- Your goal
Type out the records that follow, exactly as given.

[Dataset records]

□ □ □ □

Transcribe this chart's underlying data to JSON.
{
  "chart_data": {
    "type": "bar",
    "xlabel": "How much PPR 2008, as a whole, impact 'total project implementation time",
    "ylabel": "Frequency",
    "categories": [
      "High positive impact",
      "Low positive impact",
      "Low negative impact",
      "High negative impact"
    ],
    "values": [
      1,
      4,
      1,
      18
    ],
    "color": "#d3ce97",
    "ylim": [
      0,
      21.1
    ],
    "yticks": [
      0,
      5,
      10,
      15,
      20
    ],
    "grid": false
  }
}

□ □ □ □

- Solution
Transcribe this chart's underlying data to JSON.
{
  "chart_data": {
    "type": "bar",
    "xlabel": "How much PPR 2008, as a whole, impact 'total project implementation time",
    "ylabel": "Frequency",
    "categories": [
      "High positive impact",
      "Low positive impact",
      "Low negative impact",
      "High negative impact"
    ],
    "values": [
      1,
      4,
      1,
      18
    ],
    "color": "#d3ce97",
    "ylim": [
      0,
      21.1
    ],
    "yticks": [
      0,
      5,
      10,
      15,
      20
    ],
    "grid": false
  }
}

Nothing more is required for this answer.